→ **WORK REQUEST**: In the records below, find every line with the word "insbesondere" and copy it.

DATA FOR REVIEW START

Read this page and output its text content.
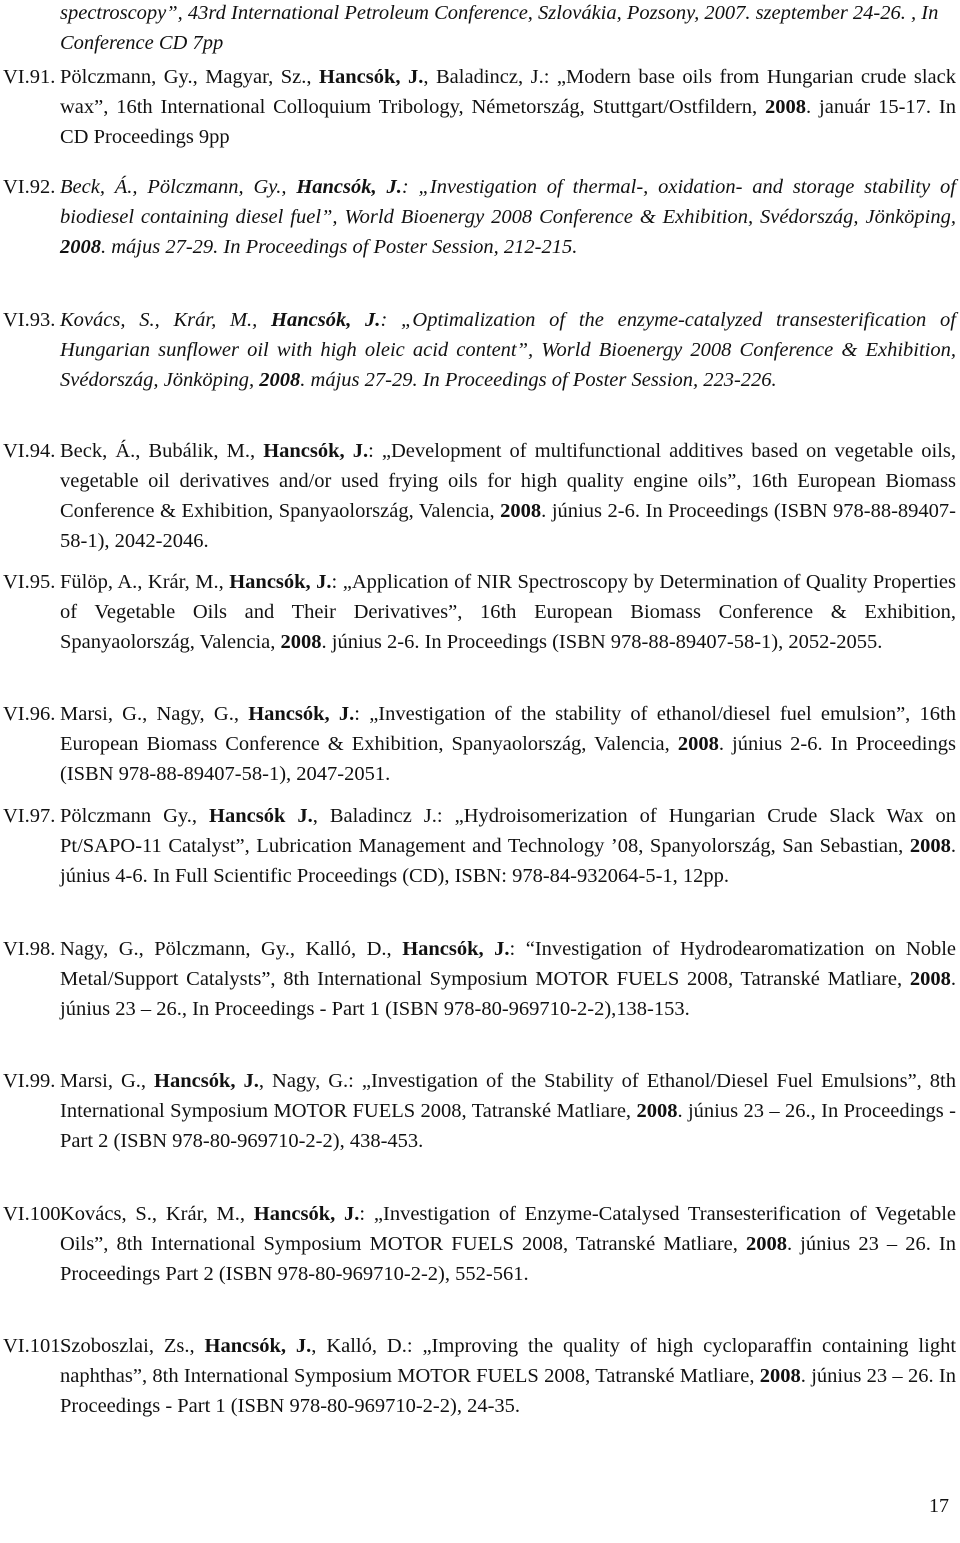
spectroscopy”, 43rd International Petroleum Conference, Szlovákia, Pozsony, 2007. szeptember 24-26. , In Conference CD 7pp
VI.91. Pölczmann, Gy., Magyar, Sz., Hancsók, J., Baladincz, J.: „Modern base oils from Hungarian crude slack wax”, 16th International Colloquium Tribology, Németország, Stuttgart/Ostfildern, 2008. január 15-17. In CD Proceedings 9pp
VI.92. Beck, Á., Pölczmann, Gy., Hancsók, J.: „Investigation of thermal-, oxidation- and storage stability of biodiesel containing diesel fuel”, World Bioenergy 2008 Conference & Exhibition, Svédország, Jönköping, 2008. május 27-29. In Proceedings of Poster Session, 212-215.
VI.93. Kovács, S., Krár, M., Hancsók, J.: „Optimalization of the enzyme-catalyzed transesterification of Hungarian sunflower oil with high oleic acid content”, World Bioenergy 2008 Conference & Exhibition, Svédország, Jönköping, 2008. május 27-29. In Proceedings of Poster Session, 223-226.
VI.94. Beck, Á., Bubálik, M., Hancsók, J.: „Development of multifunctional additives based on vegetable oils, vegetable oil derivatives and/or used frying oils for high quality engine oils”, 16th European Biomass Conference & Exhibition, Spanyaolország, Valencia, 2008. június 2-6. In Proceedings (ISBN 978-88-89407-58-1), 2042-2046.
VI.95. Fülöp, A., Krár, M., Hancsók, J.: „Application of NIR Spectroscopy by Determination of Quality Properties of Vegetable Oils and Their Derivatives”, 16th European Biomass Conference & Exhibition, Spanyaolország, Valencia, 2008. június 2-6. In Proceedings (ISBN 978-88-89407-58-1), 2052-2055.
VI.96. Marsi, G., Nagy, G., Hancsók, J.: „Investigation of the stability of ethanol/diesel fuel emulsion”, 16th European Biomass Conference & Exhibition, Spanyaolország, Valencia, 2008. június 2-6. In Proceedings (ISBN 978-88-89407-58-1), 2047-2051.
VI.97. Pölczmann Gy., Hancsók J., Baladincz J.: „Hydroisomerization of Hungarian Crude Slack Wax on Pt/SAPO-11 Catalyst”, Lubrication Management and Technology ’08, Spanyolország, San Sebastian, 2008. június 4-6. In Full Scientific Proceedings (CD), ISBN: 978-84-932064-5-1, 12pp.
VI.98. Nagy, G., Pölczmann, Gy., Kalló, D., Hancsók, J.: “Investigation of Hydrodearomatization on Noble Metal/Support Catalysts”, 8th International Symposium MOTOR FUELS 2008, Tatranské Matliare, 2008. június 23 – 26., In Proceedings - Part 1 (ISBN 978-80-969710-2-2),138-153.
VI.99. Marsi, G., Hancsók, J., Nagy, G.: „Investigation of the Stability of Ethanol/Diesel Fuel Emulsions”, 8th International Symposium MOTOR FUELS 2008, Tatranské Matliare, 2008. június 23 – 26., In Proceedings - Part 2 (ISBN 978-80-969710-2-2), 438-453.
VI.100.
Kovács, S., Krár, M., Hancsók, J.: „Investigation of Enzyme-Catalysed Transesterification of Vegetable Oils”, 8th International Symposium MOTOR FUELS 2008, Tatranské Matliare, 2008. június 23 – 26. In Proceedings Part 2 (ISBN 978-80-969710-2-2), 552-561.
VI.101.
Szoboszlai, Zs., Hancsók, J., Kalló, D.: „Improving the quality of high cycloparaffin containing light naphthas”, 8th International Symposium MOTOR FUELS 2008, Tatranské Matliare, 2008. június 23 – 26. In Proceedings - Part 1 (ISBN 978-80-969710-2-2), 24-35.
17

DATA FOR REVIEW END
DATA FOR REVIEW START

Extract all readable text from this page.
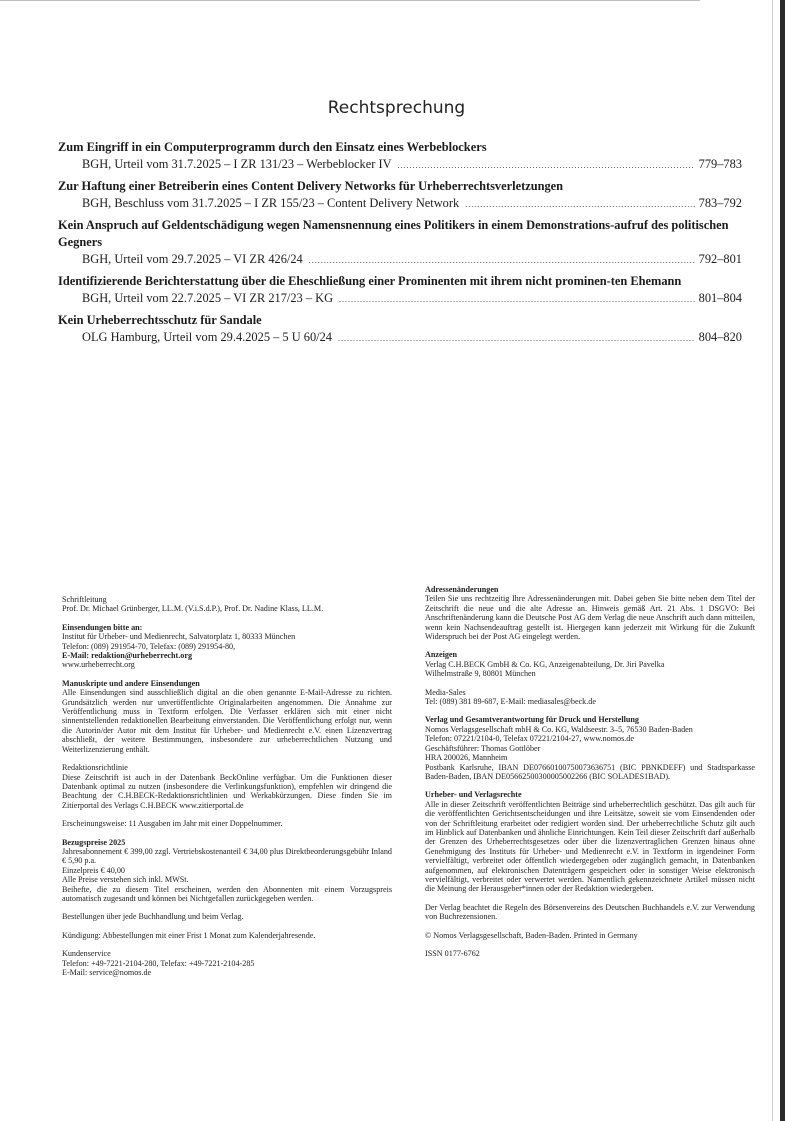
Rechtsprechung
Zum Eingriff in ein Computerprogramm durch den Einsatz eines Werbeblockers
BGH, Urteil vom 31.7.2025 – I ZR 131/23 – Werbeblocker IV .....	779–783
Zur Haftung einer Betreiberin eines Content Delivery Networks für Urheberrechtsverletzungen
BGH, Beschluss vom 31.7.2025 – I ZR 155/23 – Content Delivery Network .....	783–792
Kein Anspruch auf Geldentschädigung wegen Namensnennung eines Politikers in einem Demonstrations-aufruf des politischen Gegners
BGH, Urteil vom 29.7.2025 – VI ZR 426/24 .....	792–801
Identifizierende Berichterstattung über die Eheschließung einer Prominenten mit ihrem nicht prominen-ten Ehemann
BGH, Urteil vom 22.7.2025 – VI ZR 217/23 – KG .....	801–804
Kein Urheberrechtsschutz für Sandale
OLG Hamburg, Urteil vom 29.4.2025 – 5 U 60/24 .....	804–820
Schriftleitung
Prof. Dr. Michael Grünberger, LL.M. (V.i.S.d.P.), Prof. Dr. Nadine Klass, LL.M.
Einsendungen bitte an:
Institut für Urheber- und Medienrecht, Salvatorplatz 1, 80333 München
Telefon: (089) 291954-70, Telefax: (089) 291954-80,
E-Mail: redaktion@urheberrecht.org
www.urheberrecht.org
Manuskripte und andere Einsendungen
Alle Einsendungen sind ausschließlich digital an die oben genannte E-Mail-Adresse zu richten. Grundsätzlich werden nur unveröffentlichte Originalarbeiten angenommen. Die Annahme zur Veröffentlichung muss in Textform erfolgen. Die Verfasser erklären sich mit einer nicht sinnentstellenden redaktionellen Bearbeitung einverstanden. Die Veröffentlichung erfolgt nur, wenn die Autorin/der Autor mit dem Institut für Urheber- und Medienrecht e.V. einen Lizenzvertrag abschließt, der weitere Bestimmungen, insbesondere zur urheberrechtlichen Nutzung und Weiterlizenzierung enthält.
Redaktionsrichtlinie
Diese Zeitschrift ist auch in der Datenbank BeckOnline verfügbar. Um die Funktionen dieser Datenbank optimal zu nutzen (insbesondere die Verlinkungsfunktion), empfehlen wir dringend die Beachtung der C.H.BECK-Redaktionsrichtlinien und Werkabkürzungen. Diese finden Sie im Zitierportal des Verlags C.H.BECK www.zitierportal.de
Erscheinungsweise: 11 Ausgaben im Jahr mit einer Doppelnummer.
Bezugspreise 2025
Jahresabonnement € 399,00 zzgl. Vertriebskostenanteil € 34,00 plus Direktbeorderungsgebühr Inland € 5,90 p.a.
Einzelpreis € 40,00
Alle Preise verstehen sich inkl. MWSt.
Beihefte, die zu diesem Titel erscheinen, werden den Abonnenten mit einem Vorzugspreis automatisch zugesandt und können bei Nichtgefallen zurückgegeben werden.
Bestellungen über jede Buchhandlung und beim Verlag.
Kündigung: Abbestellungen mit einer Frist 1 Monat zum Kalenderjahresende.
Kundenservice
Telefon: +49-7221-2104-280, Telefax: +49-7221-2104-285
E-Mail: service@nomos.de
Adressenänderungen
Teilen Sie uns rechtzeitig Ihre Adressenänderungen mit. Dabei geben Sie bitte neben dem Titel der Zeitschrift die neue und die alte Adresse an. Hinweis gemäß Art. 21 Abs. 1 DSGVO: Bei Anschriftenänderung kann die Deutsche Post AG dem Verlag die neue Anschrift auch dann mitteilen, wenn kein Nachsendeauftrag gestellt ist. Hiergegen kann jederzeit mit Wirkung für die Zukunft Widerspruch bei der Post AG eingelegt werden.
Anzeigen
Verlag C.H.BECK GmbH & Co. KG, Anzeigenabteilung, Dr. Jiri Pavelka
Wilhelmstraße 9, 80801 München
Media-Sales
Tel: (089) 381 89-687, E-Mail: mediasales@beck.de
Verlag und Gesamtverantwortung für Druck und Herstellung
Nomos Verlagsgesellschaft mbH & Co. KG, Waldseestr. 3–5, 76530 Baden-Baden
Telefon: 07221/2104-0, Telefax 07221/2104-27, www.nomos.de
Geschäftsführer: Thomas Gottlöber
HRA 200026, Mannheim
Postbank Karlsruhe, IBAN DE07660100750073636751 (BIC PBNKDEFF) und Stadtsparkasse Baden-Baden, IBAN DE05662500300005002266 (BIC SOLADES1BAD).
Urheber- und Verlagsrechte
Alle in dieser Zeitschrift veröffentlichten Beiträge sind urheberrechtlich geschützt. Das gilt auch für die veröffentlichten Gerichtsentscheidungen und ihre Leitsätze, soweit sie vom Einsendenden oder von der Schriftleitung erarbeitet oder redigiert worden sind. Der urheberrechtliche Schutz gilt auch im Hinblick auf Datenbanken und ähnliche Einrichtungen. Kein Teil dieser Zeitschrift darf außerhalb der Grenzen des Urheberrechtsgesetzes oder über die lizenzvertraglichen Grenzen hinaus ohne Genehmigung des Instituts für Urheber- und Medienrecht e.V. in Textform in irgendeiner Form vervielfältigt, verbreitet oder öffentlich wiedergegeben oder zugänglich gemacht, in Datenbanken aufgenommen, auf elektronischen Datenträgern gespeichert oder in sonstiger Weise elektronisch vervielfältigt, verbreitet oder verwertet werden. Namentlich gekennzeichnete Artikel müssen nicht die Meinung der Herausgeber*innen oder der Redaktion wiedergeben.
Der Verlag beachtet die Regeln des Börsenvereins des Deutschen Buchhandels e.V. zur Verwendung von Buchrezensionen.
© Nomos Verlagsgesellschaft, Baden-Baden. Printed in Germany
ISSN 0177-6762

DATA FOR REVIEW END

→ **TASK ANSWER**:
Alle Einsendungen sind ausschließlich digital an die oben genannte E-Mail-Adresse zu richten. Grundsätzlich werden nur unveröffentlichte Originalarbeiten angenommen. Die Annahme zur Veröffentlichung muss in Textform erfolgen. Die Verfasser erklären sich mit einer nicht sinnentstellenden redaktionellen Bearbeitung einverstanden. Die Veröffentlichung erfolgt nur, wenn die Autorin/der Autor mit dem Institut für Urheber- und Medienrecht e.V. einen Lizenzvertrag abschließt, der weitere Bestimmungen, insbesondere zur urheberrechtlichen Nutzung und Weiterlizenzierung enthält.
Diese Zeitschrift ist auch in der Datenbank BeckOnline verfügbar. Um die Funktionen dieser Datenbank optimal zu nutzen (insbesondere die Verlinkungsfunktion), empfehlen wir dringend die Beachtung der C.H.BECK-Redaktionsrichtlinien und Werkabkürzungen. Diese finden Sie im Zitierportal des Verlags C.H.BECK www.zitierportal.de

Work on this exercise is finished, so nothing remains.